(Stored data entries)
___

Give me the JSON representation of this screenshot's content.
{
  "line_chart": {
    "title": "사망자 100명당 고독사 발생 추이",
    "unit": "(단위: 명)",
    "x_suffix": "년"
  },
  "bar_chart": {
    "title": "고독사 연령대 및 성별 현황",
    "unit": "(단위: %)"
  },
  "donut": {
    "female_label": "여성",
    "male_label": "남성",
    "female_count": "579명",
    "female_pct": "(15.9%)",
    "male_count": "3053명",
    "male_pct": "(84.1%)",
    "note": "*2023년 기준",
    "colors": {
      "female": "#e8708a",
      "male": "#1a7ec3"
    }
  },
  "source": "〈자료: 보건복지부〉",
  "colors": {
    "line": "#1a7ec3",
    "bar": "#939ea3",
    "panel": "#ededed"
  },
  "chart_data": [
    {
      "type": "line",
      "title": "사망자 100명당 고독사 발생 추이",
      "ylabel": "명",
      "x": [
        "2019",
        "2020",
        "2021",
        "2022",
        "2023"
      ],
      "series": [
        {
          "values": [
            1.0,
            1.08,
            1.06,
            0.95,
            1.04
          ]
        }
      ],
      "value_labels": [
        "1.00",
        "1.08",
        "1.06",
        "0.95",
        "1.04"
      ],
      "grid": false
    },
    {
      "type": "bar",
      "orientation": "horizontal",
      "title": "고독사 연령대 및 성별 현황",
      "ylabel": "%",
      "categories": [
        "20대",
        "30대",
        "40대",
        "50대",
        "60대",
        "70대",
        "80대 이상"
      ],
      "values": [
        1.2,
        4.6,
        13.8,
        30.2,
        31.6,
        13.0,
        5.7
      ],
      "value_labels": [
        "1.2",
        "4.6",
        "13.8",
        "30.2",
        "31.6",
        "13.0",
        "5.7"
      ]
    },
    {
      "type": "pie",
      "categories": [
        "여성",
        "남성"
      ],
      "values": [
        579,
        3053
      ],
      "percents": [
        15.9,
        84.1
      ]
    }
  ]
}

___

Copy all of the data. Keep every word exactly as it is.

Give me the JSON representation of this screenshot's content.
{
  "line_chart": {
    "title": "사망자 100명당 고독사 발생 추이",
    "unit": "(단위: 명)",
    "x_suffix": "년"
  },
  "bar_chart": {
    "title": "고독사 연령대 및 성별 현황",
    "unit": "(단위: %)"
  },
  "donut": {
    "female_label": "여성",
    "male_label": "남성",
    "female_count": "579명",
    "female_pct": "(15.9%)",
    "male_count": "3053명",
    "male_pct": "(84.1%)",
    "note": "*2023년 기준",
    "colors": {
      "female": "#e8708a",
      "male": "#1a7ec3"
    }
  },
  "source": "〈자료: 보건복지부〉",
  "colors": {
    "line": "#1a7ec3",
    "bar": "#939ea3",
    "panel": "#ededed"
  },
  "chart_data": [
    {
      "type": "line",
      "title": "사망자 100명당 고독사 발생 추이",
      "ylabel": "명",
      "x": [
        "2019",
        "2020",
        "2021",
        "2022",
        "2023"
      ],
      "series": [
        {
          "values": [
            1.0,
            1.08,
            1.06,
            0.95,
            1.04
          ]
        }
      ],
      "value_labels": [
        "1.00",
        "1.08",
        "1.06",
        "0.95",
        "1.04"
      ],
      "grid": false
    },
    {
      "type": "bar",
      "orientation": "horizontal",
      "title": "고독사 연령대 및 성별 현황",
      "ylabel": "%",
      "categories": [
        "20대",
        "30대",
        "40대",
        "50대",
        "60대",
        "70대",
        "80대 이상"
      ],
      "values": [
        1.2,
        4.6,
        13.8,
        30.2,
        31.6,
        13.0,
        5.7
      ],
      "value_labels": [
        "1.2",
        "4.6",
        "13.8",
        "30.2",
        "31.6",
        "13.0",
        "5.7"
      ]
    },
    {
      "type": "pie",
      "categories": [
        "여성",
        "남성"
      ],
      "values": [
        579,
        3053
      ],
      "percents": [
        15.9,
        84.1
      ]
    }
  ]
}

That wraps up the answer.